╭─ Data rows

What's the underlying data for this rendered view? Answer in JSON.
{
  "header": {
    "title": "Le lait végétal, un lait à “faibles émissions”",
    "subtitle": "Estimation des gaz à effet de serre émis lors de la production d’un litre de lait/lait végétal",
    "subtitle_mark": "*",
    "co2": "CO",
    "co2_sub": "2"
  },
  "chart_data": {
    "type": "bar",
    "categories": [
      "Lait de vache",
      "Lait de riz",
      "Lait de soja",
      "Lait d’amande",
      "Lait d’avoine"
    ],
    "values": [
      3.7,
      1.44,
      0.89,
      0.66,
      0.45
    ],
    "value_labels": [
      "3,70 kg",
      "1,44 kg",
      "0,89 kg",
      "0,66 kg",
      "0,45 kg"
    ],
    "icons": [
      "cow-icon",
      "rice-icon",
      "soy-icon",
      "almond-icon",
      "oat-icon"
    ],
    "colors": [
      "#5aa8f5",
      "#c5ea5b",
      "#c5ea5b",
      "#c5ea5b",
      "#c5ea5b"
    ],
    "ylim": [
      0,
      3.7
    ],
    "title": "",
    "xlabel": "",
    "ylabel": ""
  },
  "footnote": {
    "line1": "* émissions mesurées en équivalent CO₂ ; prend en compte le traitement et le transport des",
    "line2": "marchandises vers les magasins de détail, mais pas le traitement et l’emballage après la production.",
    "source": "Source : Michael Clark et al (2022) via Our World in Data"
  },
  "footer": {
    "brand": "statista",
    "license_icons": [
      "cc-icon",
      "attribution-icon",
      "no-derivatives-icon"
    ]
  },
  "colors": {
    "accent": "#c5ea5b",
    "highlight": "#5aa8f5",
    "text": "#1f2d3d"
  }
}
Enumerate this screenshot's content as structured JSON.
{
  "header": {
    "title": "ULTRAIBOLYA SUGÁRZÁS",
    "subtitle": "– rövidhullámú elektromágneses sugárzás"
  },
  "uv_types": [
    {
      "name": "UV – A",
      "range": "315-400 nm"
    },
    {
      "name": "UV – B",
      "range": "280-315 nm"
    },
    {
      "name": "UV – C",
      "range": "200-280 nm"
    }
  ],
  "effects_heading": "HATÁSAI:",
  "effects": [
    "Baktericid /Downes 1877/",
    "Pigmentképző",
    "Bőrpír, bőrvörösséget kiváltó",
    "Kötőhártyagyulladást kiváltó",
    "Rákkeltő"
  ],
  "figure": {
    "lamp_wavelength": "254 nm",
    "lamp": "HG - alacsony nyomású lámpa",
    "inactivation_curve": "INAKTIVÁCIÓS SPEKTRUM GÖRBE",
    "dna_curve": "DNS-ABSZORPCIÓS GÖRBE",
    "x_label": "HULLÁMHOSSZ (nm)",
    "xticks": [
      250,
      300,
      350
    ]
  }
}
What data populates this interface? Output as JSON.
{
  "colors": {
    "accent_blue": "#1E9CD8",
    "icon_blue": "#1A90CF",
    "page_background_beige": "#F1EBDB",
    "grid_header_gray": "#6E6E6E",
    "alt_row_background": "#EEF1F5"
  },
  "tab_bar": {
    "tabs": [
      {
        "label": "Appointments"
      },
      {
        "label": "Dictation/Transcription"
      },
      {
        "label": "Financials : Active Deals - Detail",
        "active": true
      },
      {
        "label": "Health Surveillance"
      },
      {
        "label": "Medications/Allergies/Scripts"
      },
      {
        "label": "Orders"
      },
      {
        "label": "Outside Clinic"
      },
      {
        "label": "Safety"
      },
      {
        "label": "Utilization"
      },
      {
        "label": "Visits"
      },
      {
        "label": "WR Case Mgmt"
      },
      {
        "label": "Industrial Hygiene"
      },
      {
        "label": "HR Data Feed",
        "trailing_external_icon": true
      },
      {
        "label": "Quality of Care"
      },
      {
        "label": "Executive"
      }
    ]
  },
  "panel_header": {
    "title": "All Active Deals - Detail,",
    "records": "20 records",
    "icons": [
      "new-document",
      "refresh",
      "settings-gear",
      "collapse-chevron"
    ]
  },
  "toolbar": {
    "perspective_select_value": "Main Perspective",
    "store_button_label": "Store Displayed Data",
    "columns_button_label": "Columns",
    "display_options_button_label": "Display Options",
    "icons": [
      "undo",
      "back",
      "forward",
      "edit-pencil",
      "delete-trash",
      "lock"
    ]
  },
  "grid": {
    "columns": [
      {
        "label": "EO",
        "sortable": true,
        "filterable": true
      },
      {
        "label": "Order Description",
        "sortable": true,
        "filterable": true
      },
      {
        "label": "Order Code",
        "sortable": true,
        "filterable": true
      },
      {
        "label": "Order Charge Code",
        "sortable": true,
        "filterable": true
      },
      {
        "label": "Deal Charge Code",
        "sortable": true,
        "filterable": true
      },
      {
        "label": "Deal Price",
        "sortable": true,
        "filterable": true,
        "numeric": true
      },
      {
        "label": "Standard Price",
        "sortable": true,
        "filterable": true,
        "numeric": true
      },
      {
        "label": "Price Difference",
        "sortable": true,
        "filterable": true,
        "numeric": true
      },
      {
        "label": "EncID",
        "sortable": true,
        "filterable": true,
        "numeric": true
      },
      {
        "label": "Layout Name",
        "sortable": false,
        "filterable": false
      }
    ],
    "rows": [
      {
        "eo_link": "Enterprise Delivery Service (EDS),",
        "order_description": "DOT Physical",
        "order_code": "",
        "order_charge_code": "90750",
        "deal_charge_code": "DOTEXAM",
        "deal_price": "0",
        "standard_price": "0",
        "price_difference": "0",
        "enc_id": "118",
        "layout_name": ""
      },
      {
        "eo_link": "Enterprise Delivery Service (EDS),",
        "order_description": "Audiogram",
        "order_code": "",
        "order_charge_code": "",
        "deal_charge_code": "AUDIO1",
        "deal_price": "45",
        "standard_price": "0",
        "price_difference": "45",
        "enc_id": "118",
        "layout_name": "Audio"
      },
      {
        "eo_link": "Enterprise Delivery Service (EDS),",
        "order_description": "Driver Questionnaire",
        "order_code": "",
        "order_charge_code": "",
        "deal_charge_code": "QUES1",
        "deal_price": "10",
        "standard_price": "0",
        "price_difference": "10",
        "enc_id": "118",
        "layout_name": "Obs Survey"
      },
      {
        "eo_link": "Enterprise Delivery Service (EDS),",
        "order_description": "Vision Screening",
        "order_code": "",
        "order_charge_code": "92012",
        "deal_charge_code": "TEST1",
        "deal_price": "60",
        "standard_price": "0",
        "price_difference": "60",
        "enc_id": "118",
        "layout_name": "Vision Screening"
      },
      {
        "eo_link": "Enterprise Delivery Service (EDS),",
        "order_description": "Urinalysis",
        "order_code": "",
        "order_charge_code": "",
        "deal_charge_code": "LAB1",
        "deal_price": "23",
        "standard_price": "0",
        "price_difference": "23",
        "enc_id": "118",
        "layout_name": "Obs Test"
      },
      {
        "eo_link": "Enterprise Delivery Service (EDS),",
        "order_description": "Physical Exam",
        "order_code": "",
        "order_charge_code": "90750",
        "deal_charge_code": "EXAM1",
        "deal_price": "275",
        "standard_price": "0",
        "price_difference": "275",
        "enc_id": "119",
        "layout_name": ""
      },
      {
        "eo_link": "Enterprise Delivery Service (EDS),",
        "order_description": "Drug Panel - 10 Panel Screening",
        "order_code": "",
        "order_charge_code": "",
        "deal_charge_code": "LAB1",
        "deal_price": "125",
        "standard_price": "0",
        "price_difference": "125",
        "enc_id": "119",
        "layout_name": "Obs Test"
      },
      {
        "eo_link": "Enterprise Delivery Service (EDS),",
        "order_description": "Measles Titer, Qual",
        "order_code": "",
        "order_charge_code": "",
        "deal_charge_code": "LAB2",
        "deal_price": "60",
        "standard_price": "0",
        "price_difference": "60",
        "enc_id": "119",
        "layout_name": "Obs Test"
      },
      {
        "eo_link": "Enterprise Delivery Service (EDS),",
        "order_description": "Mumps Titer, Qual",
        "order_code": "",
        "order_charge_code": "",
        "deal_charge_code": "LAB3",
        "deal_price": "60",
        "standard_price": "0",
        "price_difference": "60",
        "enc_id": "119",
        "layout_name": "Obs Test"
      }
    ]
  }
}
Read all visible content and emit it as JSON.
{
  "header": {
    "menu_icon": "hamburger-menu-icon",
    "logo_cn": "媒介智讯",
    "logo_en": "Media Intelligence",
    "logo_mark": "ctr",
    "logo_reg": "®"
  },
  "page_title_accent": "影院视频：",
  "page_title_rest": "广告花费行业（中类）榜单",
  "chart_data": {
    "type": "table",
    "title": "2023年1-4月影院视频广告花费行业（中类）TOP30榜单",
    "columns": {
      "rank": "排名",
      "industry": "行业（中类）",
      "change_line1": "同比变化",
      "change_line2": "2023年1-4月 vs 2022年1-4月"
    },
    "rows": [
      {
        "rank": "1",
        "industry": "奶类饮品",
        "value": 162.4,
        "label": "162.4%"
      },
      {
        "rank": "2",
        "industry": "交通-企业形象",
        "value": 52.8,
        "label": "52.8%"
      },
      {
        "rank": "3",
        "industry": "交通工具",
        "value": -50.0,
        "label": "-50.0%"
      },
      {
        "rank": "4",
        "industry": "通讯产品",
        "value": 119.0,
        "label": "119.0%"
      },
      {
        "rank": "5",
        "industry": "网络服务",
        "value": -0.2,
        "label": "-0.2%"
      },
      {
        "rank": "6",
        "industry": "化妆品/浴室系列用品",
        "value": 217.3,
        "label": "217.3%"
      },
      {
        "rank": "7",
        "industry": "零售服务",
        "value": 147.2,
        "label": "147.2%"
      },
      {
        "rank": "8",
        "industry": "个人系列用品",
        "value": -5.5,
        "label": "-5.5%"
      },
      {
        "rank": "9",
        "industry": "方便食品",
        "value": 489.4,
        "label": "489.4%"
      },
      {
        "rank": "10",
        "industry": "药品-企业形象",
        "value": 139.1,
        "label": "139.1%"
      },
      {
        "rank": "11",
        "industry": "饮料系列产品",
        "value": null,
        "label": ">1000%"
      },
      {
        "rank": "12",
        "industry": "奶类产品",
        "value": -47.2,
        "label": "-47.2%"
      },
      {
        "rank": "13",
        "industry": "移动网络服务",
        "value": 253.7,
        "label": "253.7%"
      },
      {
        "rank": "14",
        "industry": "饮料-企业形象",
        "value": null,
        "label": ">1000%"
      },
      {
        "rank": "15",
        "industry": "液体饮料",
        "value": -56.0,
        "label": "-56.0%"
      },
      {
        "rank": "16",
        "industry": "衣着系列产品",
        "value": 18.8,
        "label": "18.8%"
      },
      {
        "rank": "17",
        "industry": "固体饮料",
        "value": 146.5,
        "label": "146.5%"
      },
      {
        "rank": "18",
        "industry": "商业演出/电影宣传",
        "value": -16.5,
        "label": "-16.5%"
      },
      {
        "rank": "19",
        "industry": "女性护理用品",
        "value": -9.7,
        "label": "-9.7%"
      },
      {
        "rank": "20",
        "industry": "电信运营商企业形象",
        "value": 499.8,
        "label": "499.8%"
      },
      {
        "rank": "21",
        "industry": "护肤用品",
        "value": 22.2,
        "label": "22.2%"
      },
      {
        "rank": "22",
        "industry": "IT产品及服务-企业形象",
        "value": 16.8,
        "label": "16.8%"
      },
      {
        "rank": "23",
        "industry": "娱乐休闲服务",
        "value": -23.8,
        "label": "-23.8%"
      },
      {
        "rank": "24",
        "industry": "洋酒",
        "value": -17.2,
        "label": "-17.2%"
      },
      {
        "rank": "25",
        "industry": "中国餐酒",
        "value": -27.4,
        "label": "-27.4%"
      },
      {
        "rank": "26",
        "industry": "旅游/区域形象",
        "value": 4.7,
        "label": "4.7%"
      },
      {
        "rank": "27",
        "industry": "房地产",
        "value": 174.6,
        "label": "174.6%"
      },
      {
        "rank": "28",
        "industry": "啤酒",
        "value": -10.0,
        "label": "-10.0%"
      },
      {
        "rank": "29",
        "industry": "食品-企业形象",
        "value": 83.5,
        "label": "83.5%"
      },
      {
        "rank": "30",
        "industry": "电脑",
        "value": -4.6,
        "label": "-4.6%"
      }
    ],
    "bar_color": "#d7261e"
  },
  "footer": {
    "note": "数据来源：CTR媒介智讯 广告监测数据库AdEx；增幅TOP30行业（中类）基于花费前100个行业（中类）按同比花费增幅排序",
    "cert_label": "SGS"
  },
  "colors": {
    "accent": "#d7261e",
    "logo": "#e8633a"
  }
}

╰─

What is asked: Give the number of lines where the string "this" occurs, without any further text.

Task response: 3